Items from a figure collection
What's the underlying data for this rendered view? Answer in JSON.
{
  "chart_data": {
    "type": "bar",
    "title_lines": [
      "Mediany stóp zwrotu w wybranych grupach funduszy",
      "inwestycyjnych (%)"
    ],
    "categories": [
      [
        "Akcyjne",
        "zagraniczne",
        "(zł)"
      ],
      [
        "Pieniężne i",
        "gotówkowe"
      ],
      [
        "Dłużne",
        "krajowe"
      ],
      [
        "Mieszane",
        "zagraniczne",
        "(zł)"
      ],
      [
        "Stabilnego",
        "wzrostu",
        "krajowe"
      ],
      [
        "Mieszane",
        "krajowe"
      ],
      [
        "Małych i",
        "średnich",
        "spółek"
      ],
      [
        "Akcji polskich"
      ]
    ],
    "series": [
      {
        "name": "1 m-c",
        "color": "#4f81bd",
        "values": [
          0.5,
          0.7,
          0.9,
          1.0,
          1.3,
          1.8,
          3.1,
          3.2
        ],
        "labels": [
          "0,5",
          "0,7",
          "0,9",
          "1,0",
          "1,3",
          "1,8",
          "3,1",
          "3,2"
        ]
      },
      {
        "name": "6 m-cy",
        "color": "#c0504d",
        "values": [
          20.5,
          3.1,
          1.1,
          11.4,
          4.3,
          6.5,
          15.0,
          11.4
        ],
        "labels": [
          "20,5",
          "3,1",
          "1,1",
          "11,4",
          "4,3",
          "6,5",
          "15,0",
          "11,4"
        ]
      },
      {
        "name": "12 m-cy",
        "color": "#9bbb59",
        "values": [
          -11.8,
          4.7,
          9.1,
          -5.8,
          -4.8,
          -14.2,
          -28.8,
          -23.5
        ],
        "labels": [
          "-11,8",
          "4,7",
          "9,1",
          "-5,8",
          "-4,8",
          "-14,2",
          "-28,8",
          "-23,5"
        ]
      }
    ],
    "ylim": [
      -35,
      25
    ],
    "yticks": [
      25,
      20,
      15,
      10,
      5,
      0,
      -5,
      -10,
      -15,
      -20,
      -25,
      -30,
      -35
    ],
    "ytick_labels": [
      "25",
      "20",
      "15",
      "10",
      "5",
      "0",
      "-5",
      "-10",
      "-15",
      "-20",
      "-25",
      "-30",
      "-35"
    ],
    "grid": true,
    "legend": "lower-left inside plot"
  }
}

_What needs to be done_
Return each entry from the material above exactly as it appears.

_Exercise response_
What's the underlying data for this rendered view? Answer in JSON.
{
  "chart_data": {
    "type": "bar",
    "title_lines": [
      "Mediany stóp zwrotu w wybranych grupach funduszy",
      "inwestycyjnych (%)"
    ],
    "categories": [
      [
        "Akcyjne",
        "zagraniczne",
        "(zł)"
      ],
      [
        "Pieniężne i",
        "gotówkowe"
      ],
      [
        "Dłużne",
        "krajowe"
      ],
      [
        "Mieszane",
        "zagraniczne",
        "(zł)"
      ],
      [
        "Stabilnego",
        "wzrostu",
        "krajowe"
      ],
      [
        "Mieszane",
        "krajowe"
      ],
      [
        "Małych i",
        "średnich",
        "spółek"
      ],
      [
        "Akcji polskich"
      ]
    ],
    "series": [
      {
        "name": "1 m-c",
        "color": "#4f81bd",
        "values": [
          0.5,
          0.7,
          0.9,
          1.0,
          1.3,
          1.8,
          3.1,
          3.2
        ],
        "labels": [
          "0,5",
          "0,7",
          "0,9",
          "1,0",
          "1,3",
          "1,8",
          "3,1",
          "3,2"
        ]
      },
      {
        "name": "6 m-cy",
        "color": "#c0504d",
        "values": [
          20.5,
          3.1,
          1.1,
          11.4,
          4.3,
          6.5,
          15.0,
          11.4
        ],
        "labels": [
          "20,5",
          "3,1",
          "1,1",
          "11,4",
          "4,3",
          "6,5",
          "15,0",
          "11,4"
        ]
      },
      {
        "name": "12 m-cy",
        "color": "#9bbb59",
        "values": [
          -11.8,
          4.7,
          9.1,
          -5.8,
          -4.8,
          -14.2,
          -28.8,
          -23.5
        ],
        "labels": [
          "-11,8",
          "4,7",
          "9,1",
          "-5,8",
          "-4,8",
          "-14,2",
          "-28,8",
          "-23,5"
        ]
      }
    ],
    "ylim": [
      -35,
      25
    ],
    "yticks": [
      25,
      20,
      15,
      10,
      5,
      0,
      -5,
      -10,
      -15,
      -20,
      -25,
      -30,
      -35
    ],
    "ytick_labels": [
      "25",
      "20",
      "15",
      "10",
      "5",
      "0",
      "-5",
      "-10",
      "-15",
      "-20",
      "-25",
      "-30",
      "-35"
    ],
    "grid": true,
    "legend": "lower-left inside plot"
  }
}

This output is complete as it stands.